Work instructions — Would you retype all of these records exactly?

--- Data extract ---

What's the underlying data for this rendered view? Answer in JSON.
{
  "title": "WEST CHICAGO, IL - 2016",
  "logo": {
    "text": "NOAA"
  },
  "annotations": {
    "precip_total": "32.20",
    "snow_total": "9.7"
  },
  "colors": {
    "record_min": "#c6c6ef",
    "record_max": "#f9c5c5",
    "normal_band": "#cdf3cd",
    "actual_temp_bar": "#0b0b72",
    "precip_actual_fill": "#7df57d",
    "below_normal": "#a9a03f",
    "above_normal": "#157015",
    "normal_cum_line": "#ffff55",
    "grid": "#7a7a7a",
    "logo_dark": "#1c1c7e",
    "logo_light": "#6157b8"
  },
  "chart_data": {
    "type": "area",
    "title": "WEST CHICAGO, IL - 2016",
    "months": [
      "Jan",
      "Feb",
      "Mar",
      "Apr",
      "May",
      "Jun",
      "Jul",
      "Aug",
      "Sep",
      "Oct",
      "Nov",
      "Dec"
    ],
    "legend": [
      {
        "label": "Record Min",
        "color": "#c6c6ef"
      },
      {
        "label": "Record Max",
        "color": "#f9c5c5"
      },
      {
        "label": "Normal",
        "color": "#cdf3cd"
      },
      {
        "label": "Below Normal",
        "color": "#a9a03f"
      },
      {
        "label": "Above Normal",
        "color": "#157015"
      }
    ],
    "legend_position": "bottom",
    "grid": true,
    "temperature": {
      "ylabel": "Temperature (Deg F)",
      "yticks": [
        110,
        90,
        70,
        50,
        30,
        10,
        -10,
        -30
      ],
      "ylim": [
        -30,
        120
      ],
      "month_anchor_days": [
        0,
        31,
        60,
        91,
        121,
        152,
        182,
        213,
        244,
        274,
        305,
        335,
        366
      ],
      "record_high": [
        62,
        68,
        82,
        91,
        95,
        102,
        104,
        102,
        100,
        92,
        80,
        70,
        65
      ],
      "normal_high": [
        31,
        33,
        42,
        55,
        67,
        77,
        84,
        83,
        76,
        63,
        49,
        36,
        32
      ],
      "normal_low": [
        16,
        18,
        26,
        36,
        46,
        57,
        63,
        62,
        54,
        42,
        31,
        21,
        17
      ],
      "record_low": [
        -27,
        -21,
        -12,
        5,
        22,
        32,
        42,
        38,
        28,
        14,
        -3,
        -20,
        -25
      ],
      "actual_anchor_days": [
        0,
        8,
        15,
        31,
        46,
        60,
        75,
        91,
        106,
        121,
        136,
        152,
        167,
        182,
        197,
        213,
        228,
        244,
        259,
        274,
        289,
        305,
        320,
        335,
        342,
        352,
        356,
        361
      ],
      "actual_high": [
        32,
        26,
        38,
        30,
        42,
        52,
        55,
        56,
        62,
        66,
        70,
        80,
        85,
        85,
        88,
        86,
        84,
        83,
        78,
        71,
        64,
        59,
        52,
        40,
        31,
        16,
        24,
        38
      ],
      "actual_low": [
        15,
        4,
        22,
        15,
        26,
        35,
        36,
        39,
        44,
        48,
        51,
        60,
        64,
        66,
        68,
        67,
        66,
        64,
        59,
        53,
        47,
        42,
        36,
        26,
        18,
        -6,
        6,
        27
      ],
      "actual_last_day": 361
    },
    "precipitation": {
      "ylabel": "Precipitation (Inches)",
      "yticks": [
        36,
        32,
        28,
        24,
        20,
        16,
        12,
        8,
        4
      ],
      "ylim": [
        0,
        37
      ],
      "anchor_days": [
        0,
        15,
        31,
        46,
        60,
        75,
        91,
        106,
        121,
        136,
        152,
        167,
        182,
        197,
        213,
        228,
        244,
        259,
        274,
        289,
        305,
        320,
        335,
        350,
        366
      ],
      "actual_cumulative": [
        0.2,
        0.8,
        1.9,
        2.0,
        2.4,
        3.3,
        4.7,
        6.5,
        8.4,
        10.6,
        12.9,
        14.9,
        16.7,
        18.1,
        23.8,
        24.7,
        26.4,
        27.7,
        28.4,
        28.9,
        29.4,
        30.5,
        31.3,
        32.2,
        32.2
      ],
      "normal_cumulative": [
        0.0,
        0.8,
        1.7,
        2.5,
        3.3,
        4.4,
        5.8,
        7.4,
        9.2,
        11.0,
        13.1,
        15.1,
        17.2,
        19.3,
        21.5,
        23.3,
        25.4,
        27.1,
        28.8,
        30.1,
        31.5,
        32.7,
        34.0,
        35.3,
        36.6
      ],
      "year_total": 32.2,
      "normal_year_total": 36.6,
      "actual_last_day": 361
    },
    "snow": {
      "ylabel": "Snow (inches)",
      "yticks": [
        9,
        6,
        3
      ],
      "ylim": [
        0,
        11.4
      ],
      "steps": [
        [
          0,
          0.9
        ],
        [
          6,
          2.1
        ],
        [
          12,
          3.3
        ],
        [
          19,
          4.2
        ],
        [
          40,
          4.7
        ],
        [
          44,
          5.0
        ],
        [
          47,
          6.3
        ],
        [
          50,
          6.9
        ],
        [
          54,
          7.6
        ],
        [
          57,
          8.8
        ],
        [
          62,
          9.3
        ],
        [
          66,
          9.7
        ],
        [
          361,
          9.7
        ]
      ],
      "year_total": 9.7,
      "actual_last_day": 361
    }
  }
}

---

Answer to the problem —
What's the underlying data for this rendered view? Answer in JSON.
{
  "title": "WEST CHICAGO, IL - 2016",
  "logo": {
    "text": "NOAA"
  },
  "annotations": {
    "precip_total": "32.20",
    "snow_total": "9.7"
  },
  "colors": {
    "record_min": "#c6c6ef",
    "record_max": "#f9c5c5",
    "normal_band": "#cdf3cd",
    "actual_temp_bar": "#0b0b72",
    "precip_actual_fill": "#7df57d",
    "below_normal": "#a9a03f",
    "above_normal": "#157015",
    "normal_cum_line": "#ffff55",
    "grid": "#7a7a7a",
    "logo_dark": "#1c1c7e",
    "logo_light": "#6157b8"
  },
  "chart_data": {
    "type": "area",
    "title": "WEST CHICAGO, IL - 2016",
    "months": [
      "Jan",
      "Feb",
      "Mar",
      "Apr",
      "May",
      "Jun",
      "Jul",
      "Aug",
      "Sep",
      "Oct",
      "Nov",
      "Dec"
    ],
    "legend": [
      {
        "label": "Record Min",
        "color": "#c6c6ef"
      },
      {
        "label": "Record Max",
        "color": "#f9c5c5"
      },
      {
        "label": "Normal",
        "color": "#cdf3cd"
      },
      {
        "label": "Below Normal",
        "color": "#a9a03f"
      },
      {
        "label": "Above Normal",
        "color": "#157015"
      }
    ],
    "legend_position": "bottom",
    "grid": true,
    "temperature": {
      "ylabel": "Temperature (Deg F)",
      "yticks": [
        110,
        90,
        70,
        50,
        30,
        10,
        -10,
        -30
      ],
      "ylim": [
        -30,
        120
      ],
      "month_anchor_days": [
        0,
        31,
        60,
        91,
        121,
        152,
        182,
        213,
        244,
        274,
        305,
        335,
        366
      ],
      "record_high": [
        62,
        68,
        82,
        91,
        95,
        102,
        104,
        102,
        100,
        92,
        80,
        70,
        65
      ],
      "normal_high": [
        31,
        33,
        42,
        55,
        67,
        77,
        84,
        83,
        76,
        63,
        49,
        36,
        32
      ],
      "normal_low": [
        16,
        18,
        26,
        36,
        46,
        57,
        63,
        62,
        54,
        42,
        31,
        21,
        17
      ],
      "record_low": [
        -27,
        -21,
        -12,
        5,
        22,
        32,
        42,
        38,
        28,
        14,
        -3,
        -20,
        -25
      ],
      "actual_anchor_days": [
        0,
        8,
        15,
        31,
        46,
        60,
        75,
        91,
        106,
        121,
        136,
        152,
        167,
        182,
        197,
        213,
        228,
        244,
        259,
        274,
        289,
        305,
        320,
        335,
        342,
        352,
        356,
        361
      ],
      "actual_high": [
        32,
        26,
        38,
        30,
        42,
        52,
        55,
        56,
        62,
        66,
        70,
        80,
        85,
        85,
        88,
        86,
        84,
        83,
        78,
        71,
        64,
        59,
        52,
        40,
        31,
        16,
        24,
        38
      ],
      "actual_low": [
        15,
        4,
        22,
        15,
        26,
        35,
        36,
        39,
        44,
        48,
        51,
        60,
        64,
        66,
        68,
        67,
        66,
        64,
        59,
        53,
        47,
        42,
        36,
        26,
        18,
        -6,
        6,
        27
      ],
      "actual_last_day": 361
    },
    "precipitation": {
      "ylabel": "Precipitation (Inches)",
      "yticks": [
        36,
        32,
        28,
        24,
        20,
        16,
        12,
        8,
        4
      ],
      "ylim": [
        0,
        37
      ],
      "anchor_days": [
        0,
        15,
        31,
        46,
        60,
        75,
        91,
        106,
        121,
        136,
        152,
        167,
        182,
        197,
        213,
        228,
        244,
        259,
        274,
        289,
        305,
        320,
        335,
        350,
        366
      ],
      "actual_cumulative": [
        0.2,
        0.8,
        1.9,
        2.0,
        2.4,
        3.3,
        4.7,
        6.5,
        8.4,
        10.6,
        12.9,
        14.9,
        16.7,
        18.1,
        23.8,
        24.7,
        26.4,
        27.7,
        28.4,
        28.9,
        29.4,
        30.5,
        31.3,
        32.2,
        32.2
      ],
      "normal_cumulative": [
        0.0,
        0.8,
        1.7,
        2.5,
        3.3,
        4.4,
        5.8,
        7.4,
        9.2,
        11.0,
        13.1,
        15.1,
        17.2,
        19.3,
        21.5,
        23.3,
        25.4,
        27.1,
        28.8,
        30.1,
        31.5,
        32.7,
        34.0,
        35.3,
        36.6
      ],
      "year_total": 32.2,
      "normal_year_total": 36.6,
      "actual_last_day": 361
    },
    "snow": {
      "ylabel": "Snow (inches)",
      "yticks": [
        9,
        6,
        3
      ],
      "ylim": [
        0,
        11.4
      ],
      "steps": [
        [
          0,
          0.9
        ],
        [
          6,
          2.1
        ],
        [
          12,
          3.3
        ],
        [
          19,
          4.2
        ],
        [
          40,
          4.7
        ],
        [
          44,
          5.0
        ],
        [
          47,
          6.3
        ],
        [
          50,
          6.9
        ],
        [
          54,
          7.6
        ],
        [
          57,
          8.8
        ],
        [
          62,
          9.3
        ],
        [
          66,
          9.7
        ],
        [
          361,
          9.7
        ]
      ],
      "year_total": 9.7,
      "actual_last_day": 361
    }
  }
}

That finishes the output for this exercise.